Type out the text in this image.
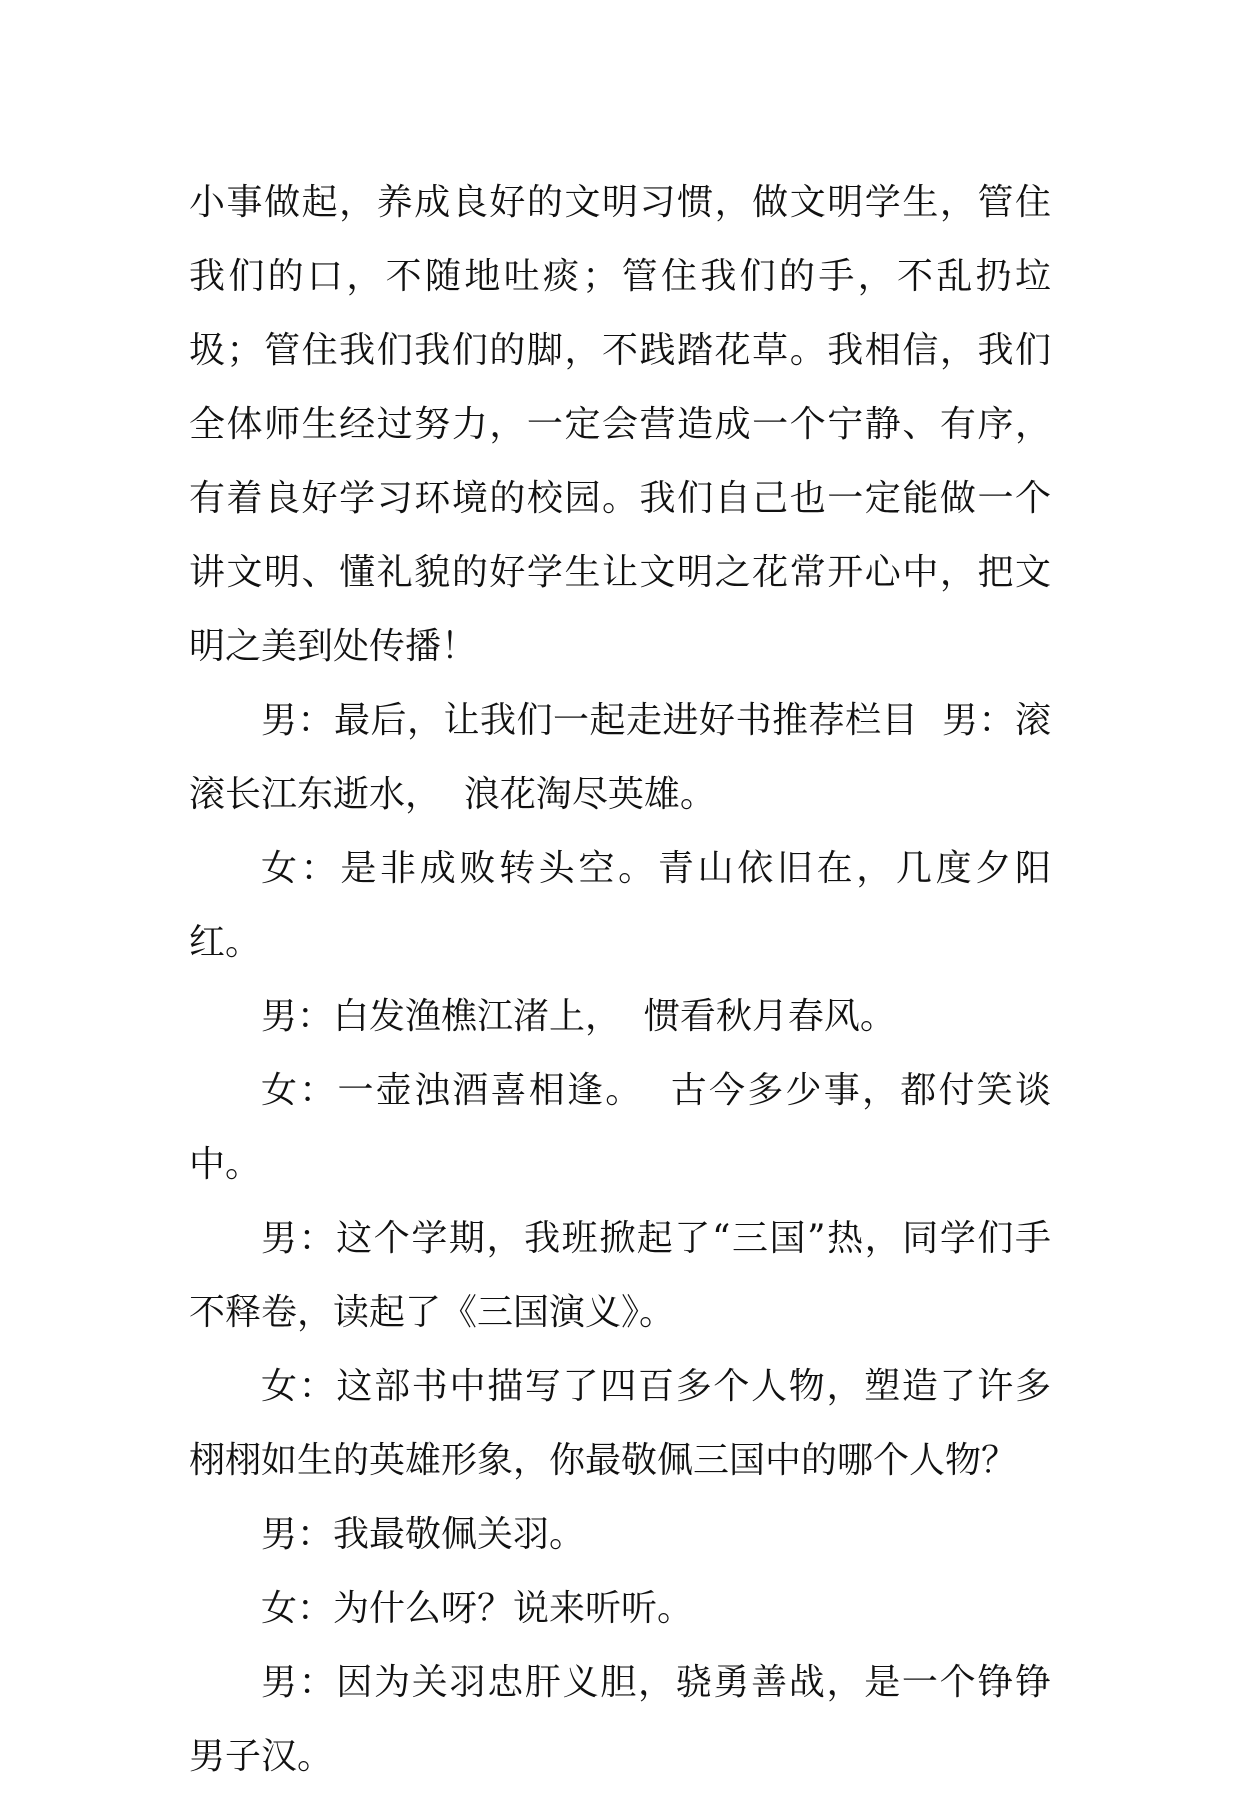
小事做起，养成良好的文明习惯，做文明学生，管住我们的口，不随地吐痰；管住我们的手，不乱扔垃圾；管住我们我们的脚，不践踏花草。我相信，我们全体师生经过努力，一定会营造成一个宁静、有序，有着良好学习环境的校园。我们自己也一定能做一个讲文明、懂礼貌的好学生让文明之花常开心中，把文明之美到处传播！

男：最后，让我们一起走进好书推荐栏目  男：滚滚长江东逝水，  浪花淘尽英雄。

女：是非成败转头空。青山依旧在，几度夕阳红。

男：白发渔樵江渚上，  惯看秋月春风。

女：一壶浊酒喜相逢。  古今多少事，都付笑谈中。

男：这个学期，我班掀起了“三国”热，同学们手不释卷，读起了《三国演义》。

女：这部书中描写了四百多个人物，塑造了许多栩栩如生的英雄形象，你最敬佩三国中的哪个人物？

男：我最敬佩关羽。

女：为什么呀？说来听听。

男：因为关羽忠肝义胆，骁勇善战，是一个铮铮男子汉。
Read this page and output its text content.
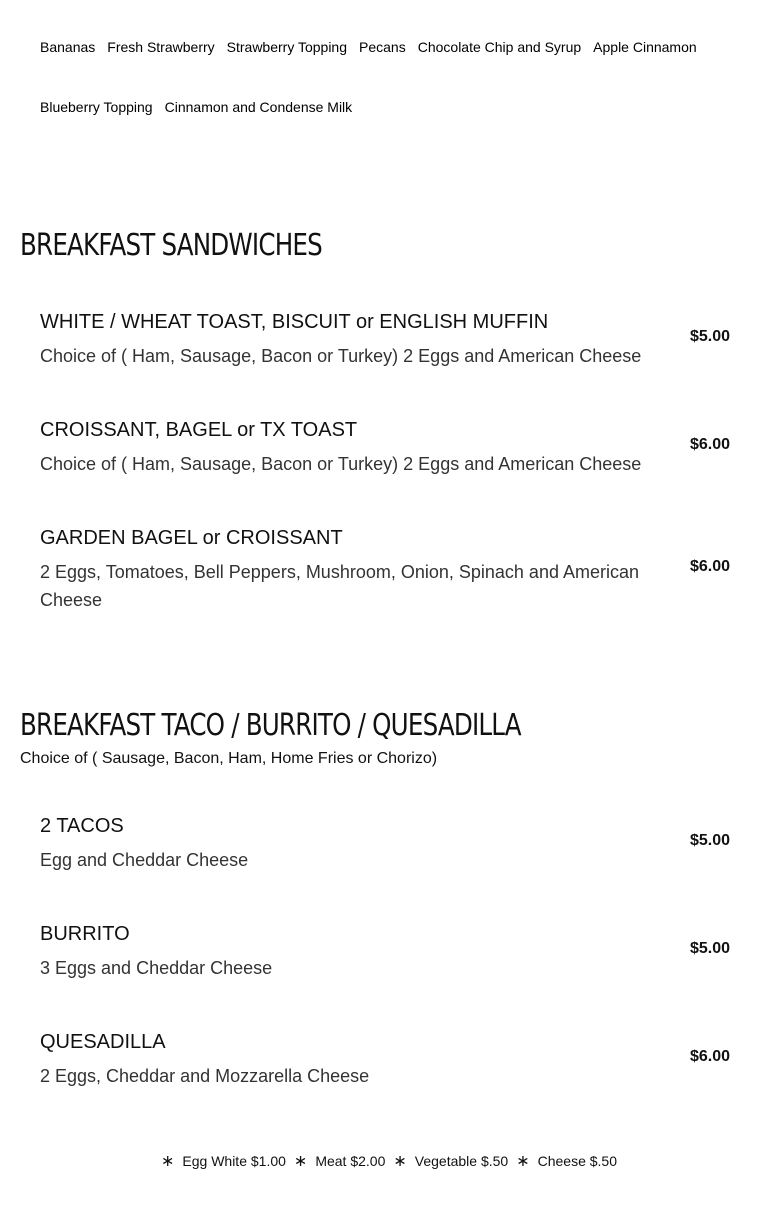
Bananas Fresh Strawberry Strawberry Topping Pecans Chocolate Chip and Syrup Apple Cinnamon
Blueberry Topping Cinnamon and Condense Milk
BREAKFAST SANDWICHES
WHITE / WHEAT TOAST, BISCUIT or ENGLISH MUFFIN
Choice of ( Ham, Sausage, Bacon or Turkey) 2 Eggs and American Cheese
$5.00
CROISSANT, BAGEL or TX TOAST
Choice of ( Ham, Sausage, Bacon or Turkey) 2 Eggs and American Cheese
$6.00
GARDEN BAGEL or CROISSANT
2 Eggs, Tomatoes, Bell Peppers, Mushroom, Onion, Spinach and American Cheese
$6.00
BREAKFAST TACO / BURRITO / QUESADILLA
Choice of ( Sausage, Bacon, Ham, Home Fries or Chorizo)
2 TACOS
Egg and Cheddar Cheese
$5.00
BURRITO
3 Eggs and Cheddar Cheese
$5.00
QUESADILLA
2 Eggs, Cheddar and Mozzarella Cheese
$6.00
∗ Egg White $1.00 ∗ Meat $2.00 ∗ Vegetable $.50 ∗ Cheese $.50
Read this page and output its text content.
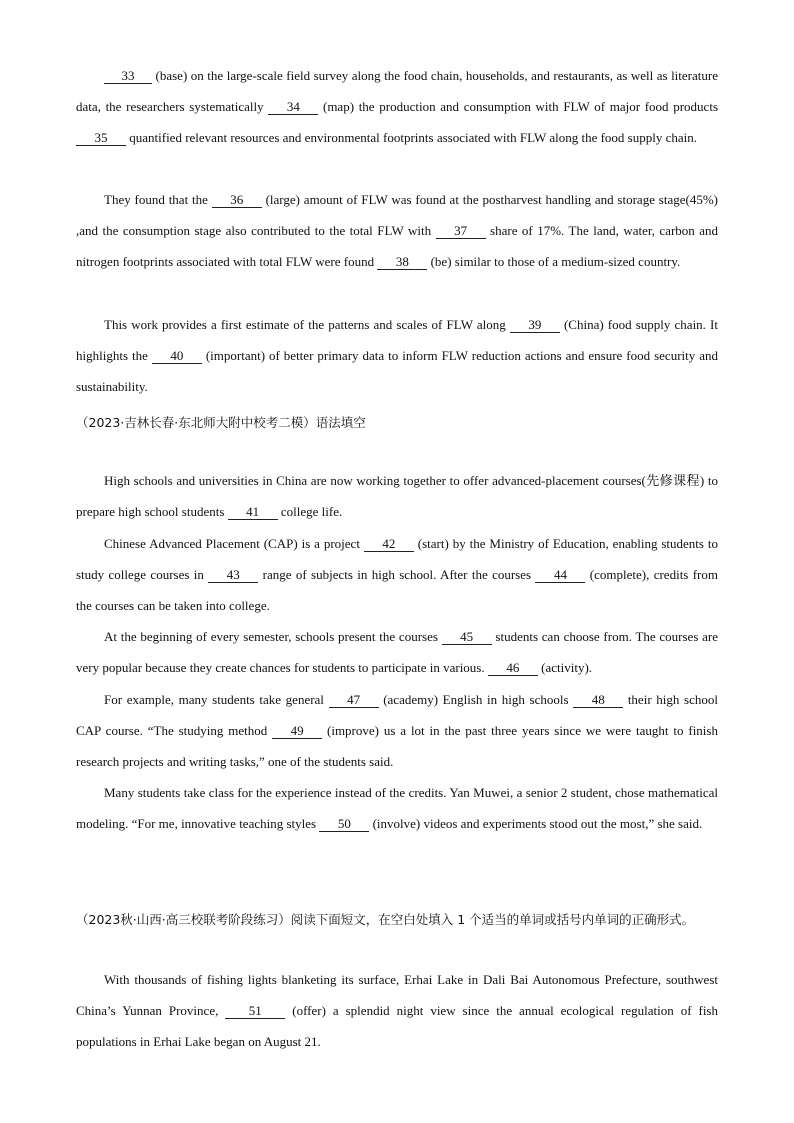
33 (base) on the large-scale field survey along the food chain, households, and restaurants, as well as literature data, the researchers systematically 34 (map) the production and consumption with FLW of major food products 35 quantified relevant resources and environmental footprints associated with FLW along the food supply chain.

They found that the 36 (large) amount of FLW was found at the postharvest handling and storage stage(45%) ,and the consumption stage also contributed to the total FLW with 37 share of 17%. The land, water, carbon and nitrogen footprints associated with total FLW were found 38 (be) similar to those of a medium-sized country.

This work provides a first estimate of the patterns and scales of FLW along 39 (China) food supply chain. It highlights the 40 (important) of better primary data to inform FLW reduction actions and ensure food security and sustainability.

（2023·吉林长春·东北师大附中校考二模）语法填空

High schools and universities in China are now working together to offer advanced-placement courses(先修课程) to prepare high school students 41 college life.

Chinese Advanced Placement (CAP) is a project 42 (start) by the Ministry of Education, enabling students to study college courses in 43 range of subjects in high school. After the courses 44 (complete), credits from the courses can be taken into college.

At the beginning of every semester, schools present the courses 45 students can choose from. The courses are very popular because they create chances for students to participate in various. 46 (activity).

For example, many students take general 47 (academy) English in high schools 48 their high school CAP course. “The studying method 49 (improve) us a lot in the past three years since we were taught to finish research projects and writing tasks,” one of the students said.

Many students take class for the experience instead of the credits. Yan Muwei, a senior 2 student, chose mathematical modeling. “For me, innovative teaching styles 50 (involve) videos and experiments stood out the most,” she said.

（2023秋·山西·高三校联考阶段练习）阅读下面短文，在空白处填入 1 个适当的单词或括号内单词的正确形式。

With thousands of fishing lights blanketing its surface, Erhai Lake in Dali Bai Autonomous Prefecture, southwest China’s Yunnan Province, 51 (offer) a splendid night view since the annual ecological regulation of fish populations in Erhai Lake began on August 21.
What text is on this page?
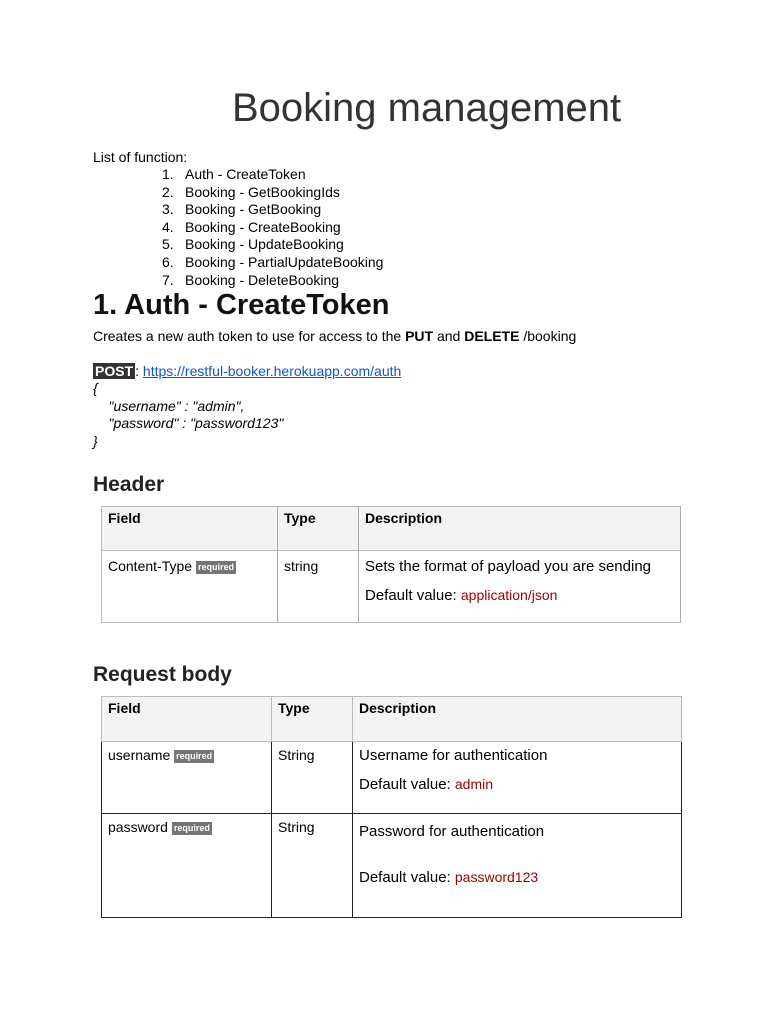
Booking management
List of function:
1. Auth - CreateToken
2. Booking - GetBookingIds
3. Booking - GetBooking
4. Booking - CreateBooking
5. Booking - UpdateBooking
6. Booking - PartialUpdateBooking
7. Booking - DeleteBooking
1. Auth - CreateToken
Creates a new auth token to use for access to the PUT and DELETE /booking
POST : https://restful-booker.herokuapp.com/auth
{
"username" : "admin",
"password" : "password123"
}
Header
Field	Type	Description
Content-Type required	string	Sets the format of payload you are sending
Default value: application/json
Request body
Field	Type	Description
username required	String	Username for authentication
Default value: admin

password required	String	Password for authentication
Default value: password123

§

Do not include images; quote all of the entries above exactly.

Type out the text in this image.
小事做起，养成良好的文明习惯，做文明学生，管住我们的口，不随地吐痰；管住我们的手，不乱扔垃圾；管住我们我们的脚，不践踏花草。我相信，我们全体师生经过努力，一定会营造成一个宁静、有序，有着良好学习环境的校园。我们自己也一定能做一个讲文明、懂礼貌的好学生让文明之花常开心中，把文明之美到处传播！

男：最后，让我们一起走进好书推荐栏目  男：滚滚长江东逝水，  浪花淘尽英雄。

女：是非成败转头空。青山依旧在，几度夕阳红。

男：白发渔樵江渚上，  惯看秋月春风。

女：一壶浊酒喜相逢。  古今多少事，都付笑谈中。

男：这个学期，我班掀起了“三国”热，同学们手不释卷，读起了《三国演义》。

女：这部书中描写了四百多个人物，塑造了许多栩栩如生的英雄形象，你最敬佩三国中的哪个人物？

男：我最敬佩关羽。

女：为什么呀？说来听听。

男：因为关羽忠肝义胆，骁勇善战，是一个铮铮男子汉。
Read this page and output its text content.
Bananas Fresh Strawberry Strawberry Topping Pecans Chocolate Chip and Syrup Apple Cinnamon
Blueberry Topping Cinnamon and Condense Milk
BREAKFAST SANDWICHES
WHITE / WHEAT TOAST, BISCUIT or ENGLISH MUFFIN
Choice of ( Ham, Sausage, Bacon or Turkey) 2 Eggs and American Cheese
$5.00
CROISSANT, BAGEL or TX TOAST
Choice of ( Ham, Sausage, Bacon or Turkey) 2 Eggs and American Cheese
$6.00
GARDEN BAGEL or CROISSANT
2 Eggs, Tomatoes, Bell Peppers, Mushroom, Onion, Spinach and American Cheese
$6.00
BREAKFAST TACO / BURRITO / QUESADILLA
Choice of ( Sausage, Bacon, Ham, Home Fries or Chorizo)
2 TACOS
Egg and Cheddar Cheese
$5.00
BURRITO
3 Eggs and Cheddar Cheese
$5.00
QUESADILLA
2 Eggs, Cheddar and Mozzarella Cheese
$6.00
∗ Egg White $1.00 ∗ Meat $2.00 ∗ Vegetable $.50 ∗ Cheese $.50
Read this page and output its text content.
33 (base) on the large-scale field survey along the food chain, households, and restaurants, as well as literature data, the researchers systematically 34 (map) the production and consumption with FLW of major food products 35 quantified relevant resources and environmental footprints associated with FLW along the food supply chain.

They found that the 36 (large) amount of FLW was found at the postharvest handling and storage stage(45%) ,and the consumption stage also contributed to the total FLW with 37 share of 17%. The land, water, carbon and nitrogen footprints associated with total FLW were found 38 (be) similar to those of a medium-sized country.

This work provides a first estimate of the patterns and scales of FLW along 39 (China) food supply chain. It highlights the 40 (important) of better primary data to inform FLW reduction actions and ensure food security and sustainability.

（2023·吉林长春·东北师大附中校考二模）语法填空

High schools and universities in China are now working together to offer advanced-placement courses(先修课程) to prepare high school students 41 college life.

Chinese Advanced Placement (CAP) is a project 42 (start) by the Ministry of Education, enabling students to study college courses in 43 range of subjects in high school. After the courses 44 (complete), credits from the courses can be taken into college.

At the beginning of every semester, schools present the courses 45 students can choose from. The courses are very popular because they create chances for students to participate in various. 46 (activity).

For example, many students take general 47 (academy) English in high schools 48 their high school CAP course. “The studying method 49 (improve) us a lot in the past three years since we were taught to finish research projects and writing tasks,” one of the students said.

Many students take class for the experience instead of the credits. Yan Muwei, a senior 2 student, chose mathematical modeling. “For me, innovative teaching styles 50 (involve) videos and experiments stood out the most,” she said.

（2023秋·山西·高三校联考阶段练习）阅读下面短文，在空白处填入 1 个适当的单词或括号内单词的正确形式。

With thousands of fishing lights blanketing its surface, Erhai Lake in Dali Bai Autonomous Prefecture, southwest China’s Yunnan Province, 51 (offer) a splendid night view since the annual ecological regulation of fish populations in Erhai Lake began on August 21.
What text is on this page?
Booking management
List of function:
1. Auth - CreateToken
2. Booking - GetBookingIds
3. Booking - GetBooking
4. Booking - CreateBooking
5. Booking - UpdateBooking
6. Booking - PartialUpdateBooking
7. Booking - DeleteBooking
1. Auth - CreateToken
Creates a new auth token to use for access to the PUT and DELETE /booking
POST : https://restful-booker.herokuapp.com/auth
{
"username" : "admin",
"password" : "password123"
}
Header
Field	Type	Description
Content-Type required	string	Sets the format of payload you are sending
Default value: application/json
Request body
Field	Type	Description
username required	String	Username for authentication
Default value: admin

password required	String	Password for authentication
Default value: password123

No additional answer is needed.